▶ **WHAT YOU SHOULD DO**: Pick out every line of the material that contains the word "elements" and copy each one. Case counts.

[start EXTRACTED RECORDS]

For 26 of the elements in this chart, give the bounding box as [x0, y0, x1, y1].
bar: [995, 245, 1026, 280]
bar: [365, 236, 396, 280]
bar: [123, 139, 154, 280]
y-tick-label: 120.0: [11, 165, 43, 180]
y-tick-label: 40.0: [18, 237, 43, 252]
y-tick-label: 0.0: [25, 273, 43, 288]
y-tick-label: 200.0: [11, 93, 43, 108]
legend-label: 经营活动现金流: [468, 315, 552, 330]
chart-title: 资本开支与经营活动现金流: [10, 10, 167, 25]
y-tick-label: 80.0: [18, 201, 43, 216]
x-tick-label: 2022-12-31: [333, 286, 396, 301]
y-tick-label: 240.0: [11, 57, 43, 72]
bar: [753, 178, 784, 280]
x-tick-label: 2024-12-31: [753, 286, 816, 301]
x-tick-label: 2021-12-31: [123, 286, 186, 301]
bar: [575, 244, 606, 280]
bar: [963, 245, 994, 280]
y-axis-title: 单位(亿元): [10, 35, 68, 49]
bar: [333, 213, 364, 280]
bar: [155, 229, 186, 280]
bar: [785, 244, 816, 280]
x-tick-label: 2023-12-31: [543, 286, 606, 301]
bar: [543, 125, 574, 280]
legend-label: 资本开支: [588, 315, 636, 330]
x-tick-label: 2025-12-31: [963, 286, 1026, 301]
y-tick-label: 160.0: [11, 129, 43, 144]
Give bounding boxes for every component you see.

[end EXTRACTED RECORDS]
[start EXTRACTED RECORDS]

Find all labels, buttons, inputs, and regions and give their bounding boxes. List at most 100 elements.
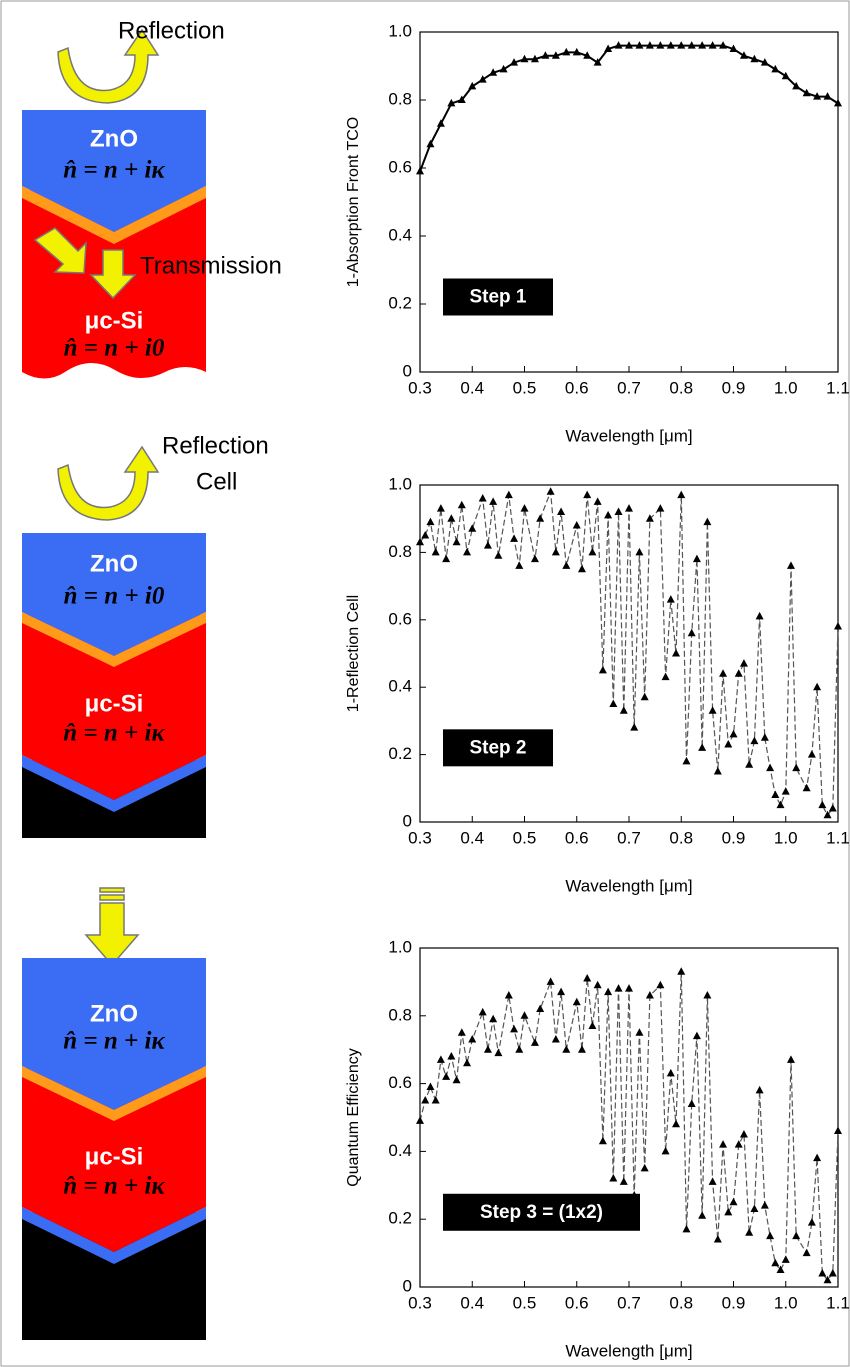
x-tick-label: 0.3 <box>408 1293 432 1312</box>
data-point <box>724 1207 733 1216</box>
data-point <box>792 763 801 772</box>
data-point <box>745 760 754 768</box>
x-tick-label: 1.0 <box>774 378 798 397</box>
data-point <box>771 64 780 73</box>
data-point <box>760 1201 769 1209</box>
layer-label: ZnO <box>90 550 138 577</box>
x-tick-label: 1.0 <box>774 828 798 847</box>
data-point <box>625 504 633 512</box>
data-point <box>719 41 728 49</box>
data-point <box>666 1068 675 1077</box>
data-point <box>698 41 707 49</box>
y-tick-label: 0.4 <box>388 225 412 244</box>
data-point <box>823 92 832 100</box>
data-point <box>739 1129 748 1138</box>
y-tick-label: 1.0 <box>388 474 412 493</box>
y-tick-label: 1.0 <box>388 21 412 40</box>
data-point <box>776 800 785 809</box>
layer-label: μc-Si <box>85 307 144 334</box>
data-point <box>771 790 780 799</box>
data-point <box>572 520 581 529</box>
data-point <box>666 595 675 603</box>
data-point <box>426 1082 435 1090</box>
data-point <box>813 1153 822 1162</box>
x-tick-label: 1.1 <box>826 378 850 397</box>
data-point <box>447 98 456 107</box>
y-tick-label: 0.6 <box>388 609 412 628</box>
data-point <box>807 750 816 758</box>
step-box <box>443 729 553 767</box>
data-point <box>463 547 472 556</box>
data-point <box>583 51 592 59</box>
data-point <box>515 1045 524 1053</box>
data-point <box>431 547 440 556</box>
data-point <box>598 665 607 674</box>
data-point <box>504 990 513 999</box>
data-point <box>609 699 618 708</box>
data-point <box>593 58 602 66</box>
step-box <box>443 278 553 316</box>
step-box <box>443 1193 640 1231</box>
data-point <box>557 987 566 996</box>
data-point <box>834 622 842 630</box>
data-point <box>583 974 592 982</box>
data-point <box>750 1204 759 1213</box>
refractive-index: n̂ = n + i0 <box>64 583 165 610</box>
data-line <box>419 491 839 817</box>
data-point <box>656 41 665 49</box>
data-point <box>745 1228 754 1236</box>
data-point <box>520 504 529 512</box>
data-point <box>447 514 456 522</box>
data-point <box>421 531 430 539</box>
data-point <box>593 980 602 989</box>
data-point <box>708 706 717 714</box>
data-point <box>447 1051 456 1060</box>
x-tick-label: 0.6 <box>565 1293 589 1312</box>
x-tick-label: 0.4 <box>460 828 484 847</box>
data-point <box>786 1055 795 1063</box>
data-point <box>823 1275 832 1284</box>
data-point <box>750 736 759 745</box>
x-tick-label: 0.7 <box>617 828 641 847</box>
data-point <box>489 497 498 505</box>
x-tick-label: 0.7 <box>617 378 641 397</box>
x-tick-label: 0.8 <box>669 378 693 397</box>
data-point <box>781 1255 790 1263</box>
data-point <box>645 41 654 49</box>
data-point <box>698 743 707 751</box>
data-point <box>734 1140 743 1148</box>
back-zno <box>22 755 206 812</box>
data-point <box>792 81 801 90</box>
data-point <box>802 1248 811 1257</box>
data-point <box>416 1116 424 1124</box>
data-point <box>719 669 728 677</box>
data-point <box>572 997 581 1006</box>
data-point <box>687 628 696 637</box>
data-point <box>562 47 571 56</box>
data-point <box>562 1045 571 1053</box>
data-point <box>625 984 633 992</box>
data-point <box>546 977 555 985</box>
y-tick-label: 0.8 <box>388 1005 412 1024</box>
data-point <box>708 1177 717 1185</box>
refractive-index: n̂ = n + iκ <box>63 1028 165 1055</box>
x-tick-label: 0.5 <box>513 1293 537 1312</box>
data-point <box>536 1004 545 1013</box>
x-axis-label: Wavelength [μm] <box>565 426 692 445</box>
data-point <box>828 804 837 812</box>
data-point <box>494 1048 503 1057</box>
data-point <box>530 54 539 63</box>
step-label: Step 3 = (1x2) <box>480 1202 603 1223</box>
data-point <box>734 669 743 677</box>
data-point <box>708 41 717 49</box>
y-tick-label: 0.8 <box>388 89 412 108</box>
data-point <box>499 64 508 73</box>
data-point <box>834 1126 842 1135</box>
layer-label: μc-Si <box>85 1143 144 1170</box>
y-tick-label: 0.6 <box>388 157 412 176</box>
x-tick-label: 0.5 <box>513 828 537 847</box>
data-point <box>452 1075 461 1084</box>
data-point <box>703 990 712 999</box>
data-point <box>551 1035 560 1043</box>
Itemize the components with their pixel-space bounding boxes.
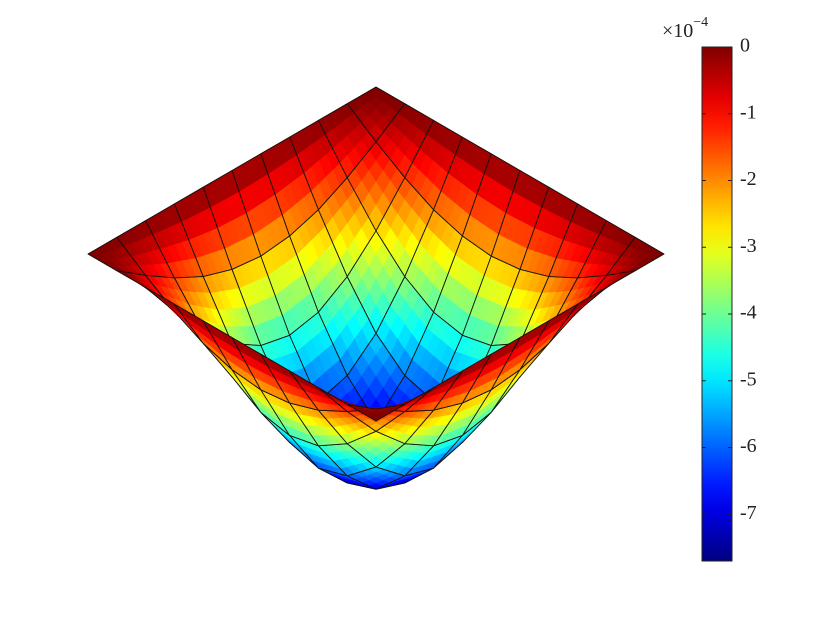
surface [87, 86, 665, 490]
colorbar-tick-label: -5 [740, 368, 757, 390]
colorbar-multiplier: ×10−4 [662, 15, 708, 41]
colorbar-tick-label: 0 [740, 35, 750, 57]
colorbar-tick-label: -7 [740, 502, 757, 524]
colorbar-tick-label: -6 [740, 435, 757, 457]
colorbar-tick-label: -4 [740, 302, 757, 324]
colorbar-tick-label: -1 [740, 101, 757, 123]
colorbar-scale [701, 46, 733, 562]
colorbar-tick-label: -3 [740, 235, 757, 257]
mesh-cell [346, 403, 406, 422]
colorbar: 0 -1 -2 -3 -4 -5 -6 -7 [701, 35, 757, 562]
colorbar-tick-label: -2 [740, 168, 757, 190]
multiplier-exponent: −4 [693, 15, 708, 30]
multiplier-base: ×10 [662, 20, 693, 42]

[end EXTRACTED RECORDS]

▶ **SOLUTION FOR THIS EXERCISE**:
For 26 of the elements in this chart, give the bounding box as [x0, y0, x1, y1].
Find all labels, buttons, inputs, and regions and give their bounding boxes. List at most 100 elements.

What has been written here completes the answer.